··· Data listing ···
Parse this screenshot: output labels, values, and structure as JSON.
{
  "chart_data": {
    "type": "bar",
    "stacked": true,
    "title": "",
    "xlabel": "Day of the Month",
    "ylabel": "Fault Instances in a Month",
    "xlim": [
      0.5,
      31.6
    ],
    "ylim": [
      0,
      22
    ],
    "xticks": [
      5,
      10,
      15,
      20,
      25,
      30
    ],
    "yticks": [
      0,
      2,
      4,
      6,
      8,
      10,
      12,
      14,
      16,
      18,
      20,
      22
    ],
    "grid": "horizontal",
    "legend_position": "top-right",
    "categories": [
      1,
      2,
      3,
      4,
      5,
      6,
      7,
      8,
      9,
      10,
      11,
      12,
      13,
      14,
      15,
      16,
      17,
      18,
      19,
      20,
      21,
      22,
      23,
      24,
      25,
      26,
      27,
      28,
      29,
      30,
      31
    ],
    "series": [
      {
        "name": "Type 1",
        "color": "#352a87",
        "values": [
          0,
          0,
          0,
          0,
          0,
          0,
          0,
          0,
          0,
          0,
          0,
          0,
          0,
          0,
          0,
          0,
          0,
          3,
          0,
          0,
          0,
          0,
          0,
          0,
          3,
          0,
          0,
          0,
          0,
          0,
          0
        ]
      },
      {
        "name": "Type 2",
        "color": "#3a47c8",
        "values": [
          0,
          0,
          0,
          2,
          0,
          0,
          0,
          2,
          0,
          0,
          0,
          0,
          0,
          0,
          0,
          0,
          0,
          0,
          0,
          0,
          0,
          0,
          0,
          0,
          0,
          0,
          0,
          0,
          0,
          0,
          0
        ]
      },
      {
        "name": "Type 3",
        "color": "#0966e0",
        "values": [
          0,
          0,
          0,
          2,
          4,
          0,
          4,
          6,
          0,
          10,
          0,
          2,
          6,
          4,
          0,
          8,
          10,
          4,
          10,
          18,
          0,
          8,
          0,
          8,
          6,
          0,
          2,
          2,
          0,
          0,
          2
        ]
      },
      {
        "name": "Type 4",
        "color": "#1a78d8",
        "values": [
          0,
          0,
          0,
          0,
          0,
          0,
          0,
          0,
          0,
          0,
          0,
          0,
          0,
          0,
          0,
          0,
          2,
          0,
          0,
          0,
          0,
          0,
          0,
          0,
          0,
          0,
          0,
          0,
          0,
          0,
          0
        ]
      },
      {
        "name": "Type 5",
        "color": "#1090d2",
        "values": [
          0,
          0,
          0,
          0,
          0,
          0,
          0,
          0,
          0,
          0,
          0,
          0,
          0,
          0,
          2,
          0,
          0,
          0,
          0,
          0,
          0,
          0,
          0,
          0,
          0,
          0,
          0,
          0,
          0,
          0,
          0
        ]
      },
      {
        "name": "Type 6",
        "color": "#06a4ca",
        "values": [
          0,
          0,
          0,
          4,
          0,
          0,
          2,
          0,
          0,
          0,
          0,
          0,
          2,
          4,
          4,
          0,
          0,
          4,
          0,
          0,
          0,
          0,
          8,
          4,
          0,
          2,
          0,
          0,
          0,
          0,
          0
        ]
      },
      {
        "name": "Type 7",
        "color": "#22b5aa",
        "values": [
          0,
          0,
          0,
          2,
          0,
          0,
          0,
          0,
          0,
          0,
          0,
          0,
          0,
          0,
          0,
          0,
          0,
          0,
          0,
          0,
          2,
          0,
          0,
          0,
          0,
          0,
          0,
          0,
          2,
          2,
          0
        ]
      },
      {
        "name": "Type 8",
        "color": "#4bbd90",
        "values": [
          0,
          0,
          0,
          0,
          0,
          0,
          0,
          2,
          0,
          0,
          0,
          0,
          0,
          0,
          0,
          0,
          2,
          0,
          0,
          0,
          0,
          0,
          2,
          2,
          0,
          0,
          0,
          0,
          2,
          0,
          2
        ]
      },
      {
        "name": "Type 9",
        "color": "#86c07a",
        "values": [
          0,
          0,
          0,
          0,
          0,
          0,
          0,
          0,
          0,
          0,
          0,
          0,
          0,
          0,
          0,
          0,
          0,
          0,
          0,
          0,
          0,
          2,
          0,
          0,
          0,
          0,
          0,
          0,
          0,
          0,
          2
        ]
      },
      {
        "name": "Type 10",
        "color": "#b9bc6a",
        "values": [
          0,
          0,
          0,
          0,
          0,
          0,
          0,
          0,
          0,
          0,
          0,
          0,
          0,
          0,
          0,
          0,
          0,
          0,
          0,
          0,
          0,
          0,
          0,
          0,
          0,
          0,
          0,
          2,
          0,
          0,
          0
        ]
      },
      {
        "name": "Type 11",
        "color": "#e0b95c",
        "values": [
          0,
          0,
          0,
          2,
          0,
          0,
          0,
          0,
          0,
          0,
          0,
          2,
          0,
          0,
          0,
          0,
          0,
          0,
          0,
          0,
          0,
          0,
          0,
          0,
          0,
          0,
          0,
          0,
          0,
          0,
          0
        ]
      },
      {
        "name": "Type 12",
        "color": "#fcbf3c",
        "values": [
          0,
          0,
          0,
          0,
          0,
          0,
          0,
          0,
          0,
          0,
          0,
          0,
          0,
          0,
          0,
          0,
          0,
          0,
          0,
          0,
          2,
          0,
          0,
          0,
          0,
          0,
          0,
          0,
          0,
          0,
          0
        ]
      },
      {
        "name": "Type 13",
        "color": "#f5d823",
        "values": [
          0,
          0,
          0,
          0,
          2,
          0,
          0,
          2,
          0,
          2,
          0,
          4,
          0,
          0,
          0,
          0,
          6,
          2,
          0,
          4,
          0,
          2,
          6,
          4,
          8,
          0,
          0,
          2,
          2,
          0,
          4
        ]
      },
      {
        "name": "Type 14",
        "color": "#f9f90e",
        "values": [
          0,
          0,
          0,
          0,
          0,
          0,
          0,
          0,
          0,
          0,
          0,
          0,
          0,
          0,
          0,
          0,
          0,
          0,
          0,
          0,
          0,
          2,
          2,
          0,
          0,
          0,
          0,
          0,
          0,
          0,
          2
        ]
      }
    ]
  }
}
···
▶ _Request_
Every line above needs to be retyped exactly.

▶ _Answer below_
Parse this screenshot: output labels, values, and structure as JSON.
{
  "chart_data": {
    "type": "bar",
    "stacked": true,
    "title": "",
    "xlabel": "Day of the Month",
    "ylabel": "Fault Instances in a Month",
    "xlim": [
      0.5,
      31.6
    ],
    "ylim": [
      0,
      22
    ],
    "xticks": [
      5,
      10,
      15,
      20,
      25,
      30
    ],
    "yticks": [
      0,
      2,
      4,
      6,
      8,
      10,
      12,
      14,
      16,
      18,
      20,
      22
    ],
    "grid": "horizontal",
    "legend_position": "top-right",
    "categories": [
      1,
      2,
      3,
      4,
      5,
      6,
      7,
      8,
      9,
      10,
      11,
      12,
      13,
      14,
      15,
      16,
      17,
      18,
      19,
      20,
      21,
      22,
      23,
      24,
      25,
      26,
      27,
      28,
      29,
      30,
      31
    ],
    "series": [
      {
        "name": "Type 1",
        "color": "#352a87",
        "values": [
          0,
          0,
          0,
          0,
          0,
          0,
          0,
          0,
          0,
          0,
          0,
          0,
          0,
          0,
          0,
          0,
          0,
          3,
          0,
          0,
          0,
          0,
          0,
          0,
          3,
          0,
          0,
          0,
          0,
          0,
          0
        ]
      },
      {
        "name": "Type 2",
        "color": "#3a47c8",
        "values": [
          0,
          0,
          0,
          2,
          0,
          0,
          0,
          2,
          0,
          0,
          0,
          0,
          0,
          0,
          0,
          0,
          0,
          0,
          0,
          0,
          0,
          0,
          0,
          0,
          0,
          0,
          0,
          0,
          0,
          0,
          0
        ]
      },
      {
        "name": "Type 3",
        "color": "#0966e0",
        "values": [
          0,
          0,
          0,
          2,
          4,
          0,
          4,
          6,
          0,
          10,
          0,
          2,
          6,
          4,
          0,
          8,
          10,
          4,
          10,
          18,
          0,
          8,
          0,
          8,
          6,
          0,
          2,
          2,
          0,
          0,
          2
        ]
      },
      {
        "name": "Type 4",
        "color": "#1a78d8",
        "values": [
          0,
          0,
          0,
          0,
          0,
          0,
          0,
          0,
          0,
          0,
          0,
          0,
          0,
          0,
          0,
          0,
          2,
          0,
          0,
          0,
          0,
          0,
          0,
          0,
          0,
          0,
          0,
          0,
          0,
          0,
          0
        ]
      },
      {
        "name": "Type 5",
        "color": "#1090d2",
        "values": [
          0,
          0,
          0,
          0,
          0,
          0,
          0,
          0,
          0,
          0,
          0,
          0,
          0,
          0,
          2,
          0,
          0,
          0,
          0,
          0,
          0,
          0,
          0,
          0,
          0,
          0,
          0,
          0,
          0,
          0,
          0
        ]
      },
      {
        "name": "Type 6",
        "color": "#06a4ca",
        "values": [
          0,
          0,
          0,
          4,
          0,
          0,
          2,
          0,
          0,
          0,
          0,
          0,
          2,
          4,
          4,
          0,
          0,
          4,
          0,
          0,
          0,
          0,
          8,
          4,
          0,
          2,
          0,
          0,
          0,
          0,
          0
        ]
      },
      {
        "name": "Type 7",
        "color": "#22b5aa",
        "values": [
          0,
          0,
          0,
          2,
          0,
          0,
          0,
          0,
          0,
          0,
          0,
          0,
          0,
          0,
          0,
          0,
          0,
          0,
          0,
          0,
          2,
          0,
          0,
          0,
          0,
          0,
          0,
          0,
          2,
          2,
          0
        ]
      },
      {
        "name": "Type 8",
        "color": "#4bbd90",
        "values": [
          0,
          0,
          0,
          0,
          0,
          0,
          0,
          2,
          0,
          0,
          0,
          0,
          0,
          0,
          0,
          0,
          2,
          0,
          0,
          0,
          0,
          0,
          2,
          2,
          0,
          0,
          0,
          0,
          2,
          0,
          2
        ]
      },
      {
        "name": "Type 9",
        "color": "#86c07a",
        "values": [
          0,
          0,
          0,
          0,
          0,
          0,
          0,
          0,
          0,
          0,
          0,
          0,
          0,
          0,
          0,
          0,
          0,
          0,
          0,
          0,
          0,
          2,
          0,
          0,
          0,
          0,
          0,
          0,
          0,
          0,
          2
        ]
      },
      {
        "name": "Type 10",
        "color": "#b9bc6a",
        "values": [
          0,
          0,
          0,
          0,
          0,
          0,
          0,
          0,
          0,
          0,
          0,
          0,
          0,
          0,
          0,
          0,
          0,
          0,
          0,
          0,
          0,
          0,
          0,
          0,
          0,
          0,
          0,
          2,
          0,
          0,
          0
        ]
      },
      {
        "name": "Type 11",
        "color": "#e0b95c",
        "values": [
          0,
          0,
          0,
          2,
          0,
          0,
          0,
          0,
          0,
          0,
          0,
          2,
          0,
          0,
          0,
          0,
          0,
          0,
          0,
          0,
          0,
          0,
          0,
          0,
          0,
          0,
          0,
          0,
          0,
          0,
          0
        ]
      },
      {
        "name": "Type 12",
        "color": "#fcbf3c",
        "values": [
          0,
          0,
          0,
          0,
          0,
          0,
          0,
          0,
          0,
          0,
          0,
          0,
          0,
          0,
          0,
          0,
          0,
          0,
          0,
          0,
          2,
          0,
          0,
          0,
          0,
          0,
          0,
          0,
          0,
          0,
          0
        ]
      },
      {
        "name": "Type 13",
        "color": "#f5d823",
        "values": [
          0,
          0,
          0,
          0,
          2,
          0,
          0,
          2,
          0,
          2,
          0,
          4,
          0,
          0,
          0,
          0,
          6,
          2,
          0,
          4,
          0,
          2,
          6,
          4,
          8,
          0,
          0,
          2,
          2,
          0,
          4
        ]
      },
      {
        "name": "Type 14",
        "color": "#f9f90e",
        "values": [
          0,
          0,
          0,
          0,
          0,
          0,
          0,
          0,
          0,
          0,
          0,
          0,
          0,
          0,
          0,
          0,
          0,
          0,
          0,
          0,
          0,
          2,
          2,
          0,
          0,
          0,
          0,
          0,
          0,
          0,
          2
        ]
      }
    ]
  }
}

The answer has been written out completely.